Problem description: Check each line of the data below for the word "screenshot", then extract the ones that have it.

Exercise material:
----------

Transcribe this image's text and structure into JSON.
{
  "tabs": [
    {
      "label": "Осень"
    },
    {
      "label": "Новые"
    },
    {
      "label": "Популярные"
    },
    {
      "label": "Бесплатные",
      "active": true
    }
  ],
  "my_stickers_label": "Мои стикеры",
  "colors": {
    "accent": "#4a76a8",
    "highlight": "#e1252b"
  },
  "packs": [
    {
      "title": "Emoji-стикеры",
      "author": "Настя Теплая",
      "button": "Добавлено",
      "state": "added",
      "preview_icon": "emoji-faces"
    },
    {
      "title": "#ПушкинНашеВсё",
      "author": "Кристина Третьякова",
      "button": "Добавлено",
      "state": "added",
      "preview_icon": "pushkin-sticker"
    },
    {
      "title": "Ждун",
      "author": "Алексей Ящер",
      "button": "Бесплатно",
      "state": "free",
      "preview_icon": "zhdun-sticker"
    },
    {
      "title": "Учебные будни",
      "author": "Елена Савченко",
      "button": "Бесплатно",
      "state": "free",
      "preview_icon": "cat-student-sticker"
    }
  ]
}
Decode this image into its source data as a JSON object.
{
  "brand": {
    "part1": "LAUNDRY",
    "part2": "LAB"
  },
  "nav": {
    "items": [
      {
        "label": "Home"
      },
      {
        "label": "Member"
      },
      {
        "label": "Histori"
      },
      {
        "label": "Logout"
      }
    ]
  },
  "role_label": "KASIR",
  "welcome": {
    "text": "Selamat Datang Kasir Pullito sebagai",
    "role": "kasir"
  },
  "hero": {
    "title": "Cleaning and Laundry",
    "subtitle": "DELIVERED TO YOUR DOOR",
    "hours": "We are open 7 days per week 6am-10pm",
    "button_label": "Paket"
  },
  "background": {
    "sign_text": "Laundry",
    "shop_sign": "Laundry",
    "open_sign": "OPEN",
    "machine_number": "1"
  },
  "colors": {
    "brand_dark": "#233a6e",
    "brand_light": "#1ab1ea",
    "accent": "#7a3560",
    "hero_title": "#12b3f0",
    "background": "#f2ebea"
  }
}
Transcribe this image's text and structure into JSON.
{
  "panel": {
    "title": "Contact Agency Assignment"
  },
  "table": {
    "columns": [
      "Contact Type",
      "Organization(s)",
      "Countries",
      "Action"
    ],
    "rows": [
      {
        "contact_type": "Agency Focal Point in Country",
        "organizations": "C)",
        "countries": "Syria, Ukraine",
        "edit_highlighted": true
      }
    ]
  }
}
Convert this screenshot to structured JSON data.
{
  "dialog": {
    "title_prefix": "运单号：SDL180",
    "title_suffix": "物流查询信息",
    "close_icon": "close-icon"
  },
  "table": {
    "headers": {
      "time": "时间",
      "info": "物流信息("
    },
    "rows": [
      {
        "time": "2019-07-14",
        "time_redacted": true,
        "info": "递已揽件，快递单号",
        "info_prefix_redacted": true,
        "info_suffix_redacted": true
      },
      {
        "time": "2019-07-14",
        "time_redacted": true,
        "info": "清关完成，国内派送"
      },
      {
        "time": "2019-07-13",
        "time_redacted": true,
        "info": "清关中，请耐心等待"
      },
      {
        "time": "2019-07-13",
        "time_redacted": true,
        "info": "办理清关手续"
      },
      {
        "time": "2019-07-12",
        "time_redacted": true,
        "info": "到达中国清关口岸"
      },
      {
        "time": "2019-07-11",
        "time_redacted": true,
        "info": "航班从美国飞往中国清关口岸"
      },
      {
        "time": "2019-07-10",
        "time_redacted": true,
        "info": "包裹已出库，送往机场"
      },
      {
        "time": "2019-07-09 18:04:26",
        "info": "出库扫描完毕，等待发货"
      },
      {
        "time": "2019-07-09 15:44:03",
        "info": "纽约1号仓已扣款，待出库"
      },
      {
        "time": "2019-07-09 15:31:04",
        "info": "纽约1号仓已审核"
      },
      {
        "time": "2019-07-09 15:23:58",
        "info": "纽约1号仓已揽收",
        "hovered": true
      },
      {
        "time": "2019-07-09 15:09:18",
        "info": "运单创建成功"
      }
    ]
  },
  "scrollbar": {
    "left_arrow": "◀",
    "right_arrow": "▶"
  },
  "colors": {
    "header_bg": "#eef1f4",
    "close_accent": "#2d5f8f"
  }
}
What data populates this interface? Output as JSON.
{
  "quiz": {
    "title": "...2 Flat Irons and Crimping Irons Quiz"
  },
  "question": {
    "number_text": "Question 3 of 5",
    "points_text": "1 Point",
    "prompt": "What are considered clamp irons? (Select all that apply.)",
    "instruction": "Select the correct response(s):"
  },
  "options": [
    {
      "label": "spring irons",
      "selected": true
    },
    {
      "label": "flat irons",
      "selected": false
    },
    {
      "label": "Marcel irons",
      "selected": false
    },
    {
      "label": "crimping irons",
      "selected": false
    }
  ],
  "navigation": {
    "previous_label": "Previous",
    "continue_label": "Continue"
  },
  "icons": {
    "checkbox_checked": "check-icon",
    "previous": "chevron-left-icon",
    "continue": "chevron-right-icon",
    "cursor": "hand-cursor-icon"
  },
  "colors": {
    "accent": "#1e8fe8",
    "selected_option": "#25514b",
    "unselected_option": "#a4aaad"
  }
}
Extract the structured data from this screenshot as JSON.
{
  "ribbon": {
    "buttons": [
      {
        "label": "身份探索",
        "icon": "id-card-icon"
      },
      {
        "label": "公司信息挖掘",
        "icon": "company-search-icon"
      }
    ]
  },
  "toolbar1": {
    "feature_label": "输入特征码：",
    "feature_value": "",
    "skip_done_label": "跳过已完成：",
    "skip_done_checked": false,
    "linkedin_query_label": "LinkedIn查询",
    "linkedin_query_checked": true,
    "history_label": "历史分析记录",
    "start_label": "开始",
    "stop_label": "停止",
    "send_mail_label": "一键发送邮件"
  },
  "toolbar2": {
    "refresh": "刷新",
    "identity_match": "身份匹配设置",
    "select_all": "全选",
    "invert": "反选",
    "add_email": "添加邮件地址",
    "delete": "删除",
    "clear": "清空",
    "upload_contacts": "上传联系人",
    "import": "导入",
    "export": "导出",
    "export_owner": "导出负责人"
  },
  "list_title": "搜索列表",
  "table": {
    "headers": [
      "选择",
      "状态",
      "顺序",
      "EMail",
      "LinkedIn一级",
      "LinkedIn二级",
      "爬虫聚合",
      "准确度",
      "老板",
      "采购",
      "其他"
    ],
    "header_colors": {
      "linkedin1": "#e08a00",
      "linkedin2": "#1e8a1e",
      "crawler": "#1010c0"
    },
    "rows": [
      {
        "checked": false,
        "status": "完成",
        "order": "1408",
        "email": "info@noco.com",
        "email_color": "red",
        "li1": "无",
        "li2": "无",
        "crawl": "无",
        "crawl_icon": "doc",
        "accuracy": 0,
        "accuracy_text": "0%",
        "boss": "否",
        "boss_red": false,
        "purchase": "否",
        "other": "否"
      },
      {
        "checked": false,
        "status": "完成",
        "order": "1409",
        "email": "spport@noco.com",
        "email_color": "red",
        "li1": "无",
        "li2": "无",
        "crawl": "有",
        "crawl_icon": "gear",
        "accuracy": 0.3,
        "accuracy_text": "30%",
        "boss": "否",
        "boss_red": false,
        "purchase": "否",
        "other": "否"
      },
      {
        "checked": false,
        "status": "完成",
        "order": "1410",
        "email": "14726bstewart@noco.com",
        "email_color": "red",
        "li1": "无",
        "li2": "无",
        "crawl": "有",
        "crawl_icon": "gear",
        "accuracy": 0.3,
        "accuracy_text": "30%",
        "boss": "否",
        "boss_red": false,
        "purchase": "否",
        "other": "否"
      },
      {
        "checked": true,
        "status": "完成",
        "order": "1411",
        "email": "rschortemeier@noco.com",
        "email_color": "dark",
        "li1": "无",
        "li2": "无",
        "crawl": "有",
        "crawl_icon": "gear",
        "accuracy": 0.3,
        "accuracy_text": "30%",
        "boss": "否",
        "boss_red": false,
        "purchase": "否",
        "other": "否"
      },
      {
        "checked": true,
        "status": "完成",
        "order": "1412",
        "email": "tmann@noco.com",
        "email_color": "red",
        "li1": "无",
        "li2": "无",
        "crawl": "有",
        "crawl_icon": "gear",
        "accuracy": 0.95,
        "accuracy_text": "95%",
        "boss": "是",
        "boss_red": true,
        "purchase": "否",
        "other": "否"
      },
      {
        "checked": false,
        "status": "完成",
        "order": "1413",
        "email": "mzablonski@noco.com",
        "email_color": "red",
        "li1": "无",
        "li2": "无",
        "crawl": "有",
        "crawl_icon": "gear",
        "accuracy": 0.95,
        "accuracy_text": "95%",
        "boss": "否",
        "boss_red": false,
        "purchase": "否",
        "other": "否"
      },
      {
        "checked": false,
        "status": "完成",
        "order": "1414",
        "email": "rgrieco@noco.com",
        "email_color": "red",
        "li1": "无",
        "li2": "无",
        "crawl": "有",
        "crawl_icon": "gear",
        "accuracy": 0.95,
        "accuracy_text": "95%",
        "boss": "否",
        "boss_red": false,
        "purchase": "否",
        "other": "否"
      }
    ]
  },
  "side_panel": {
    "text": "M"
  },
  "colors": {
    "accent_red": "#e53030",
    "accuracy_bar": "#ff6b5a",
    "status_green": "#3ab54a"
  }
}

----------

Written solution:
Convert this screenshot to structured JSON data.
Extract the structured data from this screenshot as JSON.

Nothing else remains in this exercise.